All records must be quoted exactly. Omit the pictures.

▶ **Data listing**
-------

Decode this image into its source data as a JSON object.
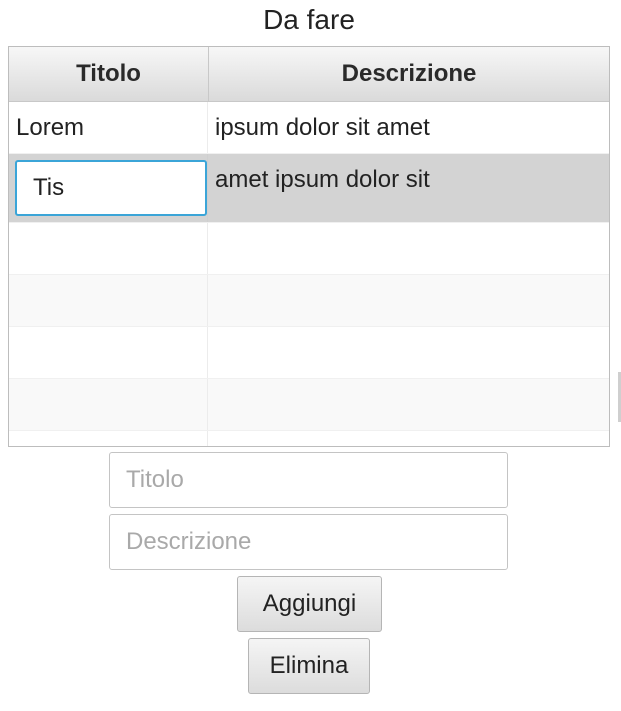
{
  "window": {
    "title": "Da fare"
  },
  "table": {
    "columns": [
      "Titolo",
      "Descrizione"
    ],
    "rows": [
      {
        "titolo": "Lorem",
        "descrizione": "ipsum dolor sit amet"
      },
      {
        "titolo": "Tis",
        "descrizione": "amet ipsum dolor sit",
        "selected": true,
        "editing": true
      }
    ],
    "empty_rows": 5
  },
  "form": {
    "titolo_placeholder": "Titolo",
    "descrizione_placeholder": "Descrizione",
    "titolo_value": "",
    "descrizione_value": ""
  },
  "buttons": {
    "add_label": "Aggiungi",
    "delete_label": "Elimina"
  },
  "colors": {
    "selection": "#d3d3d3",
    "focus": "#3ba5d8"
  }
}
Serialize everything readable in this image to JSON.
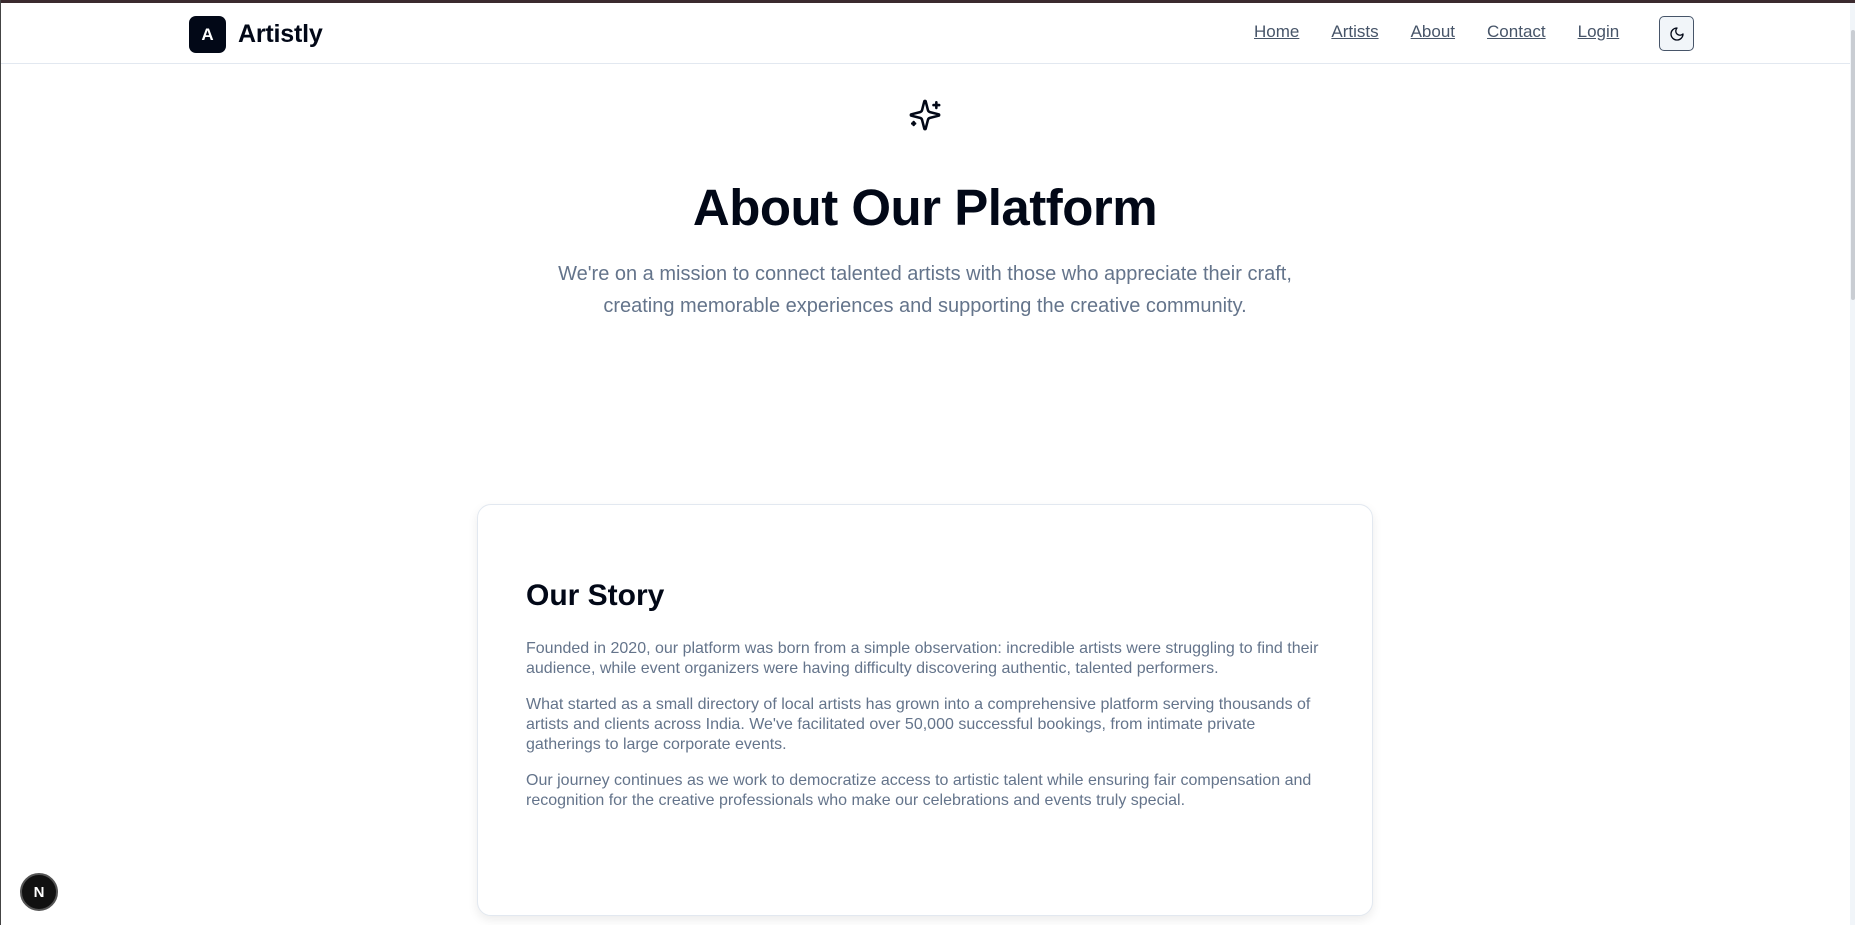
{
  "brand": {
    "logo_letter": "A",
    "name": "Artistly"
  },
  "nav": {
    "items": [
      "Home",
      "Artists",
      "About",
      "Contact",
      "Login"
    ]
  },
  "theme_toggle": {
    "icon": "moon-icon"
  },
  "hero": {
    "icon": "sparkles-icon",
    "title": "About Our Platform",
    "subtitle": "We're on a mission to connect talented artists with those who appreciate their craft, creating memorable experiences and supporting the creative community."
  },
  "story": {
    "title": "Our Story",
    "paragraphs": [
      "Founded in 2020, our platform was born from a simple observation: incredible artists were struggling to find their audience, while event organizers were having difficulty discovering authentic, talented performers.",
      "What started as a small directory of local artists has grown into a comprehensive platform serving thousands of artists and clients across India. We've facilitated over 50,000 successful bookings, from intimate private gatherings to large corporate events.",
      "Our journey continues as we work to democratize access to artistic talent while ensuring fair compensation and recognition for the creative professionals who make our celebrations and events truly special."
    ]
  },
  "dev_badge": {
    "letter": "N"
  },
  "colors": {
    "primary": "#020817",
    "muted_text": "#64748b",
    "border": "#e2e8f0"
  }
}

-------

▶ **Response to the task**
Decode this image into its source data as a JSON object.
{
  "window": {
    "title": "Da fare"
  },
  "table": {
    "columns": [
      "Titolo",
      "Descrizione"
    ],
    "rows": [
      {
        "titolo": "Lorem",
        "descrizione": "ipsum dolor sit amet"
      },
      {
        "titolo": "Tis",
        "descrizione": "amet ipsum dolor sit",
        "selected": true,
        "editing": true
      }
    ],
    "empty_rows": 5
  },
  "form": {
    "titolo_placeholder": "Titolo",
    "descrizione_placeholder": "Descrizione",
    "titolo_value": "",
    "descrizione_value": ""
  },
  "buttons": {
    "add_label": "Aggiungi",
    "delete_label": "Elimina"
  },
  "colors": {
    "selection": "#d3d3d3",
    "focus": "#3ba5d8"
  }
}
Serialize everything readable in this image to JSON.
{
  "brand": {
    "logo_letter": "A",
    "name": "Artistly"
  },
  "nav": {
    "items": [
      "Home",
      "Artists",
      "About",
      "Contact",
      "Login"
    ]
  },
  "theme_toggle": {
    "icon": "moon-icon"
  },
  "hero": {
    "icon": "sparkles-icon",
    "title": "About Our Platform",
    "subtitle": "We're on a mission to connect talented artists with those who appreciate their craft, creating memorable experiences and supporting the creative community."
  },
  "story": {
    "title": "Our Story",
    "paragraphs": [
      "Founded in 2020, our platform was born from a simple observation: incredible artists were struggling to find their audience, while event organizers were having difficulty discovering authentic, talented performers.",
      "What started as a small directory of local artists has grown into a comprehensive platform serving thousands of artists and clients across India. We've facilitated over 50,000 successful bookings, from intimate private gatherings to large corporate events.",
      "Our journey continues as we work to democratize access to artistic talent while ensuring fair compensation and recognition for the creative professionals who make our celebrations and events truly special."
    ]
  },
  "dev_badge": {
    "letter": "N"
  },
  "colors": {
    "primary": "#020817",
    "muted_text": "#64748b",
    "border": "#e2e8f0"
  }
}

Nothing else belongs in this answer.